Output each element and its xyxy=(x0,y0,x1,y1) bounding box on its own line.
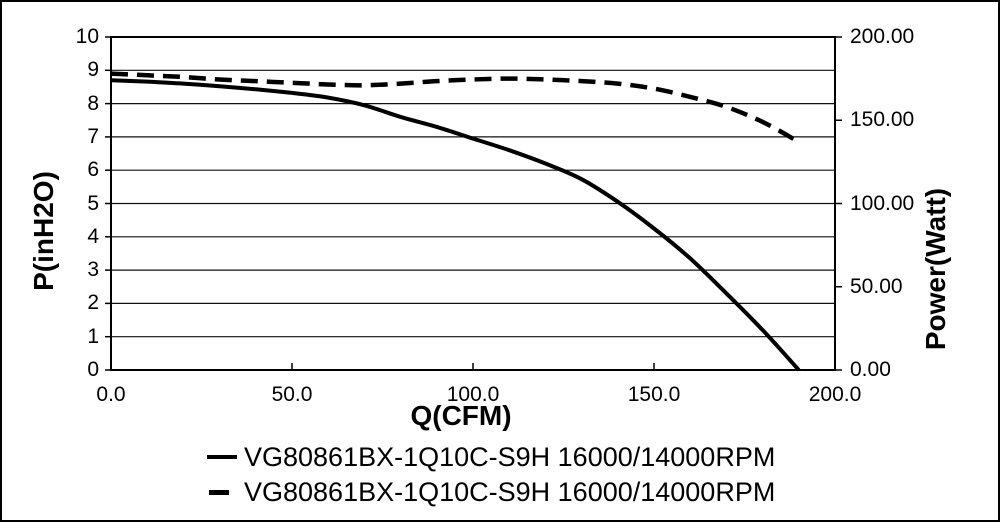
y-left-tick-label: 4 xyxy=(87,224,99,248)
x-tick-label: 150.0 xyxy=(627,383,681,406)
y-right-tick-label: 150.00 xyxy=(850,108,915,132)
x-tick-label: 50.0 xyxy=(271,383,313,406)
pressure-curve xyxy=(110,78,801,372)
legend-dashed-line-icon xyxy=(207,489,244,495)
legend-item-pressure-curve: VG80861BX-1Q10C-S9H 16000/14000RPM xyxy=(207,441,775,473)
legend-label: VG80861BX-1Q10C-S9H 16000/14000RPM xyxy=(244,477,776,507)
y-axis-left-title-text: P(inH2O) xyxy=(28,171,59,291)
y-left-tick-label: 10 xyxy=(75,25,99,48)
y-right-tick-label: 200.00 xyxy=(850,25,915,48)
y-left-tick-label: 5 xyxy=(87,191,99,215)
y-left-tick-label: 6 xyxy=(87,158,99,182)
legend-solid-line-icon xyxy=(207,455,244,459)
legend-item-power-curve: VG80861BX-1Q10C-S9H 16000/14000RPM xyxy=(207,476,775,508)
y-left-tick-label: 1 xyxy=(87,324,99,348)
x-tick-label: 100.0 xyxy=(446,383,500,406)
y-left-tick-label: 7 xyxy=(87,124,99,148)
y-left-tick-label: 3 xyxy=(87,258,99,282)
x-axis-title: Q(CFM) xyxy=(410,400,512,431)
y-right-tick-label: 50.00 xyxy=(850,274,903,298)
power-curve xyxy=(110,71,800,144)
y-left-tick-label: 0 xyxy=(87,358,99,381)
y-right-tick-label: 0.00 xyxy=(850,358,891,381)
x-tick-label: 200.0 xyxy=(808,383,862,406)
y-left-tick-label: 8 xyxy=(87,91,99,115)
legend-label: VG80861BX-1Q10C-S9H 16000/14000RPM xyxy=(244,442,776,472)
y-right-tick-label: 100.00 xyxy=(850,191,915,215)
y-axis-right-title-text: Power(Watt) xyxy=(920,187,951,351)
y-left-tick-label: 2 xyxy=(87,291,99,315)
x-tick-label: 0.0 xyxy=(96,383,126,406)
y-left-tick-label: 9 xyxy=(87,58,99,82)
########################################
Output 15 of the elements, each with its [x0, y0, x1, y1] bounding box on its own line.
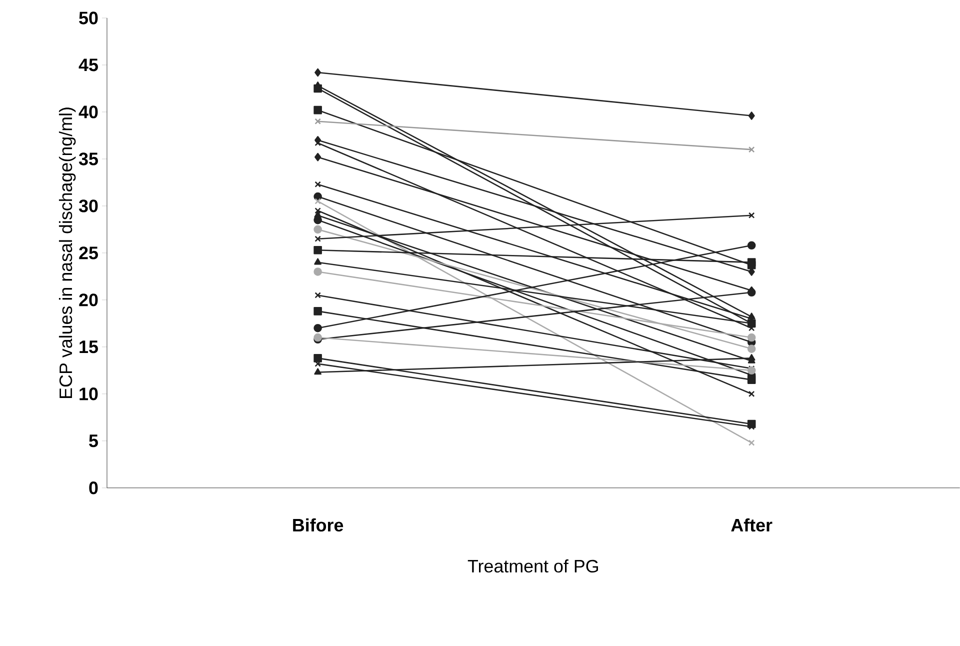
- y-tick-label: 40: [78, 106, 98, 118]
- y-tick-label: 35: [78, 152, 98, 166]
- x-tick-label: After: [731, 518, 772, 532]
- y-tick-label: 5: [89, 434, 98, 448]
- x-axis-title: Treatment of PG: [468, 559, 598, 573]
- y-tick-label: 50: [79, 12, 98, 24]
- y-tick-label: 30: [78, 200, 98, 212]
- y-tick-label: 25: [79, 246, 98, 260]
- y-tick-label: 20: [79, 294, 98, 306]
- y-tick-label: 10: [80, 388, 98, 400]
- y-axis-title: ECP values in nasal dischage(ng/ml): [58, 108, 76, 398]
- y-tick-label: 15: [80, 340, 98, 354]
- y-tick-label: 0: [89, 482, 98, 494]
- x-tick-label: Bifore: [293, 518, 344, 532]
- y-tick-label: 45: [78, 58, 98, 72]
########################################
Reproduce the part that opens with the line containing "Output each element" and closes with the line containing "y-left-tick-label: 9 xyxy=(87,58,99,82)", replacing "x-tick-label" with "x-axis-tick-label" and keeping every other character unchanged. Leave the picture out of your answer.

Output each element and its xyxy=(x0,y0,x1,y1) bounding box on its own line.
y-left-tick-label: 4 xyxy=(87,224,99,248)
x-axis-tick-label: 150.0 xyxy=(627,383,681,406)
y-right-tick-label: 150.00 xyxy=(850,108,915,132)
x-axis-tick-label: 50.0 xyxy=(271,383,313,406)
pressure-curve xyxy=(110,78,801,372)
legend-dashed-line-icon xyxy=(207,489,244,495)
legend-item-pressure-curve: VG80861BX-1Q10C-S9H 16000/14000RPM xyxy=(207,441,775,473)
legend-label: VG80861BX-1Q10C-S9H 16000/14000RPM xyxy=(244,477,776,507)
y-axis-left-title-text: P(inH2O) xyxy=(28,171,59,291)
y-left-tick-label: 10 xyxy=(75,25,99,48)
y-right-tick-label: 200.00 xyxy=(850,25,915,48)
y-left-tick-label: 5 xyxy=(87,191,99,215)
y-left-tick-label: 6 xyxy=(87,158,99,182)
legend-solid-line-icon xyxy=(207,455,244,459)
legend-item-power-curve: VG80861BX-1Q10C-S9H 16000/14000RPM xyxy=(207,476,775,508)
y-left-tick-label: 1 xyxy=(87,324,99,348)
x-axis-tick-label: 100.0 xyxy=(446,383,500,406)
y-left-tick-label: 7 xyxy=(87,124,99,148)
y-left-tick-label: 3 xyxy=(87,258,99,282)
x-axis-title: Q(CFM) xyxy=(410,400,512,431)
y-right-tick-label: 50.00 xyxy=(850,274,903,298)
power-curve xyxy=(110,71,800,144)
y-left-tick-label: 0 xyxy=(87,358,99,381)
y-right-tick-label: 0.00 xyxy=(850,358,891,381)
x-axis-tick-label: 200.0 xyxy=(808,383,862,406)
y-left-tick-label: 8 xyxy=(87,91,99,115)
legend-label: VG80861BX-1Q10C-S9H 16000/14000RPM xyxy=(244,442,776,472)
y-right-tick-label: 100.00 xyxy=(850,191,915,215)
y-axis-right-title-text: Power(Watt) xyxy=(920,187,951,351)
y-left-tick-label: 2 xyxy=(87,291,99,315)
x-axis-tick-label: 0.0 xyxy=(96,383,126,406)
y-left-tick-label: 9 xyxy=(87,58,99,82)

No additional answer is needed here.